## DIRECTIONS
All of the lines below are to be transcribed faithfully, with pictures excluded from the copy.

## INPUT FOR THIS TASK
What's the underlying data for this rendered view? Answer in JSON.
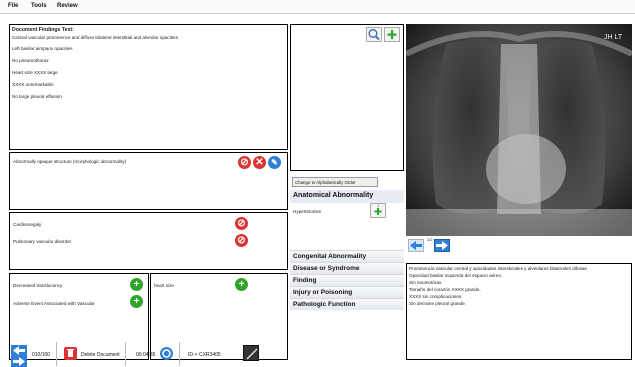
{
  "menu": [
    "File",
    "Tools",
    "Review"
  ],
  "findings": {
    "title": "Document Findings Text:",
    "lines": [
      "Central vascular prominence and diffuse bilateral interstitial and alveolar opacities",
      "Left basilar airspace opacities",
      "No pneumothorax",
      "Heart size XXXX large",
      "XXXX unremarkable",
      "No large pleural effusion"
    ]
  },
  "abnormal_structure": {
    "label": "Abnormally opaque structure (morphologic abnormality)"
  },
  "findings_list_a": [
    "Cardiomegaly",
    "Pulmonary vascular disorder"
  ],
  "findings_list_b": [
    "Decreased translucency",
    "Adverse Event Associated with Vascular"
  ],
  "heart_size": {
    "label": "heart size"
  },
  "category": {
    "change_order_label": "Change to Alphabetically Order",
    "anatomical_title": "Anatomical Abnormality",
    "anatomical_item": "Hypertelorism",
    "anatomical_count": "1",
    "categories": [
      "Congenital Abnormality",
      "Disease or Syndrome",
      "Finding",
      "Injury or Poisoning",
      "Pathologic Function"
    ]
  },
  "image": {
    "overlay": "JH LT",
    "page": "1/2"
  },
  "translation": {
    "lines": [
      "Prominencia vascular central y opacidades intersticiales y alveolares bilaterales difusas.",
      "Opacidad basilar izquierda del espacio aéreo.",
      "Sin neumotórax.",
      "Tamaño del corazón XXXX grande.",
      "XXXX sin complicaciones.",
      "Sin derrame pleural grande."
    ]
  },
  "bottom": {
    "counter": "010/100",
    "delete_label": "Delete Document",
    "timer": "00:04:35",
    "doc_id": "ID-> CXR3405"
  },
  "colors": {
    "accent": "#2f7fd6",
    "danger": "#d33",
    "success": "#2fa62a"
  }
}
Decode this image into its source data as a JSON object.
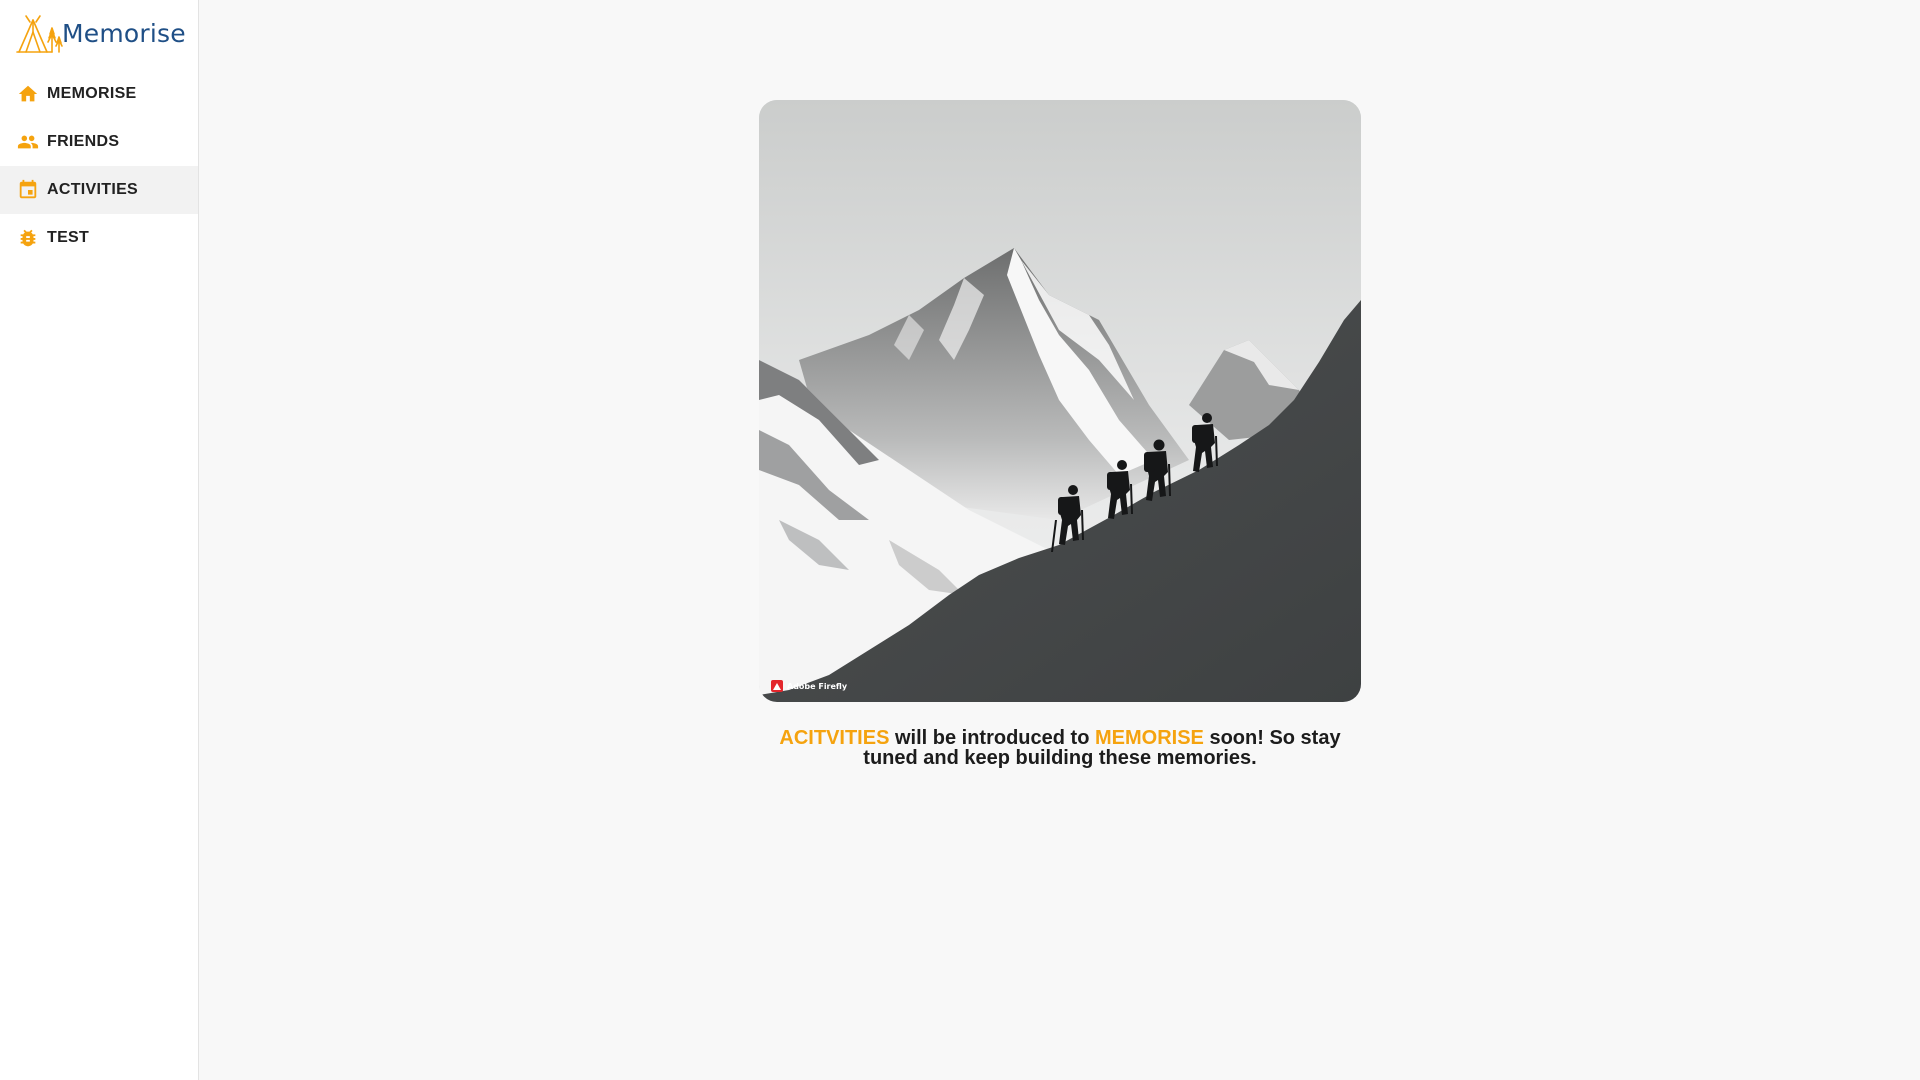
{
  "brand": {
    "name": "Memorise"
  },
  "sidebar": {
    "items": [
      {
        "label": "MEMORISE",
        "icon": "home-icon"
      },
      {
        "label": "FRIENDS",
        "icon": "people-icon"
      },
      {
        "label": "ACTIVITIES",
        "icon": "calendar-icon",
        "active": true
      },
      {
        "label": "TEST",
        "icon": "bug-icon"
      }
    ]
  },
  "main": {
    "hero": {
      "icon": "mountain-hikers-illustration",
      "watermark": "Adobe Firefly"
    },
    "message": {
      "part1": "ACITVITIES",
      "part2": " will be introduced to ",
      "part3": "MEMORISE",
      "part4": " soon! So stay tuned and keep building these memories."
    }
  },
  "colors": {
    "accent": "#f5a30f",
    "brand_text": "#1f4f86",
    "background": "#f8f8f8",
    "sidebar_active": "#f2f2f2",
    "text": "#1c1c1c"
  }
}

## ANSWER TO THE EXERCISE
What's the underlying data for this rendered view? Answer in JSON.
{
  "menu": [
    "File",
    "Tools",
    "Review"
  ],
  "findings": {
    "title": "Document Findings Text:",
    "lines": [
      "Central vascular prominence and diffuse bilateral interstitial and alveolar opacities",
      "Left basilar airspace opacities",
      "No pneumothorax",
      "Heart size XXXX large",
      "XXXX unremarkable",
      "No large pleural effusion"
    ]
  },
  "abnormal_structure": {
    "label": "Abnormally opaque structure (morphologic abnormality)"
  },
  "findings_list_a": [
    "Cardiomegaly",
    "Pulmonary vascular disorder"
  ],
  "findings_list_b": [
    "Decreased translucency",
    "Adverse Event Associated with Vascular"
  ],
  "heart_size": {
    "label": "heart size"
  },
  "category": {
    "change_order_label": "Change to Alphabetically Order",
    "anatomical_title": "Anatomical Abnormality",
    "anatomical_item": "Hypertelorism",
    "anatomical_count": "1",
    "categories": [
      "Congenital Abnormality",
      "Disease or Syndrome",
      "Finding",
      "Injury or Poisoning",
      "Pathologic Function"
    ]
  },
  "image": {
    "overlay": "JH LT",
    "page": "1/2"
  },
  "translation": {
    "lines": [
      "Prominencia vascular central y opacidades intersticiales y alveolares bilaterales difusas.",
      "Opacidad basilar izquierda del espacio aéreo.",
      "Sin neumotórax.",
      "Tamaño del corazón XXXX grande.",
      "XXXX sin complicaciones.",
      "Sin derrame pleural grande."
    ]
  },
  "bottom": {
    "counter": "010/100",
    "delete_label": "Delete Document",
    "timer": "00:04:35",
    "doc_id": "ID-> CXR3405"
  },
  "colors": {
    "accent": "#2f7fd6",
    "danger": "#d33",
    "success": "#2fa62a"
  }
}
Decode this image into its source data as a JSON object.
{
  "brand": {
    "name": "Memorise"
  },
  "sidebar": {
    "items": [
      {
        "label": "MEMORISE",
        "icon": "home-icon"
      },
      {
        "label": "FRIENDS",
        "icon": "people-icon"
      },
      {
        "label": "ACTIVITIES",
        "icon": "calendar-icon",
        "active": true
      },
      {
        "label": "TEST",
        "icon": "bug-icon"
      }
    ]
  },
  "main": {
    "hero": {
      "icon": "mountain-hikers-illustration",
      "watermark": "Adobe Firefly"
    },
    "message": {
      "part1": "ACITVITIES",
      "part2": " will be introduced to ",
      "part3": "MEMORISE",
      "part4": " soon! So stay tuned and keep building these memories."
    }
  },
  "colors": {
    "accent": "#f5a30f",
    "brand_text": "#1f4f86",
    "background": "#f8f8f8",
    "sidebar_active": "#f2f2f2",
    "text": "#1c1c1c"
  }
}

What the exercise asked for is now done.